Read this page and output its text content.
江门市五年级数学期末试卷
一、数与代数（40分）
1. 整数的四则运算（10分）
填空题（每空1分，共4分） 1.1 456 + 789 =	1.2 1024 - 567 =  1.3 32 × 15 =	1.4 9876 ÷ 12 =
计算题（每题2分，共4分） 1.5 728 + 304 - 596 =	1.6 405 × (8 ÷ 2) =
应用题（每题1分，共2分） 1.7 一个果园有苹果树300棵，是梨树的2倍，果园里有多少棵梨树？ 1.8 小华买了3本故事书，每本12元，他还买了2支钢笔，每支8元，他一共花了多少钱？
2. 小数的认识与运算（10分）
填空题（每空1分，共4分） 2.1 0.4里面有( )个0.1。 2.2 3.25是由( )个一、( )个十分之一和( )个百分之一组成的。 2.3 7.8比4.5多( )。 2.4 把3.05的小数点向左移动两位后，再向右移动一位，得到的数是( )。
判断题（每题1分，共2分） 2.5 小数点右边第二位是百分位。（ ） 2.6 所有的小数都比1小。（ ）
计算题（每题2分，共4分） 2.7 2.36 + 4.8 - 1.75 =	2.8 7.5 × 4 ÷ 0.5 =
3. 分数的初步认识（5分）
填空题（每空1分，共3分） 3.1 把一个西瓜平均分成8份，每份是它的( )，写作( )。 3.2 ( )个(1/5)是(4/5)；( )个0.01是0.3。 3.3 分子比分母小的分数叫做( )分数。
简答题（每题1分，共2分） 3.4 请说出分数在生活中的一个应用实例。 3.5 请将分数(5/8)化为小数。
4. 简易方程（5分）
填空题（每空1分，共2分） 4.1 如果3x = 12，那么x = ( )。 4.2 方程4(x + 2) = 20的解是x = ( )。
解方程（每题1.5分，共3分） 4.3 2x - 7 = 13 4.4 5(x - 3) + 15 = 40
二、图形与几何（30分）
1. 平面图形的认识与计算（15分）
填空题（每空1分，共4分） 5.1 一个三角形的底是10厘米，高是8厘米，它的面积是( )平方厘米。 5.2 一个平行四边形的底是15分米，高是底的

***

| What is expected |
Copy each line of the data above without altering a single character.

| Exercise response |
Read this page and output its text content.
江门市五年级数学期末试卷
一、数与代数（40分）
1. 整数的四则运算（10分）
填空题（每空1分，共4分） 1.1 456 + 789 =	1.2 1024 - 567 =  1.3 32 × 15 =	1.4 9876 ÷ 12 =
计算题（每题2分，共4分） 1.5 728 + 304 - 596 =	1.6 405 × (8 ÷ 2) =
应用题（每题1分，共2分） 1.7 一个果园有苹果树300棵，是梨树的2倍，果园里有多少棵梨树？ 1.8 小华买了3本故事书，每本12元，他还买了2支钢笔，每支8元，他一共花了多少钱？
2. 小数的认识与运算（10分）
填空题（每空1分，共4分） 2.1 0.4里面有( )个0.1。 2.2 3.25是由( )个一、( )个十分之一和( )个百分之一组成的。 2.3 7.8比4.5多( )。 2.4 把3.05的小数点向左移动两位后，再向右移动一位，得到的数是( )。
判断题（每题1分，共2分） 2.5 小数点右边第二位是百分位。（ ） 2.6 所有的小数都比1小。（ ）
计算题（每题2分，共4分） 2.7 2.36 + 4.8 - 1.75 =	2.8 7.5 × 4 ÷ 0.5 =
3. 分数的初步认识（5分）
填空题（每空1分，共3分） 3.1 把一个西瓜平均分成8份，每份是它的( )，写作( )。 3.2 ( )个(1/5)是(4/5)；( )个0.01是0.3。 3.3 分子比分母小的分数叫做( )分数。
简答题（每题1分，共2分） 3.4 请说出分数在生活中的一个应用实例。 3.5 请将分数(5/8)化为小数。
4. 简易方程（5分）
填空题（每空1分，共2分） 4.1 如果3x = 12，那么x = ( )。 4.2 方程4(x + 2) = 20的解是x = ( )。
解方程（每题1.5分，共3分） 4.3 2x - 7 = 13 4.4 5(x - 3) + 15 = 40
二、图形与几何（30分）
1. 平面图形的认识与计算（15分）
填空题（每空1分，共4分） 5.1 一个三角形的底是10厘米，高是8厘米，它的面积是( )平方厘米。 5.2 一个平行四边形的底是15分米，高是底的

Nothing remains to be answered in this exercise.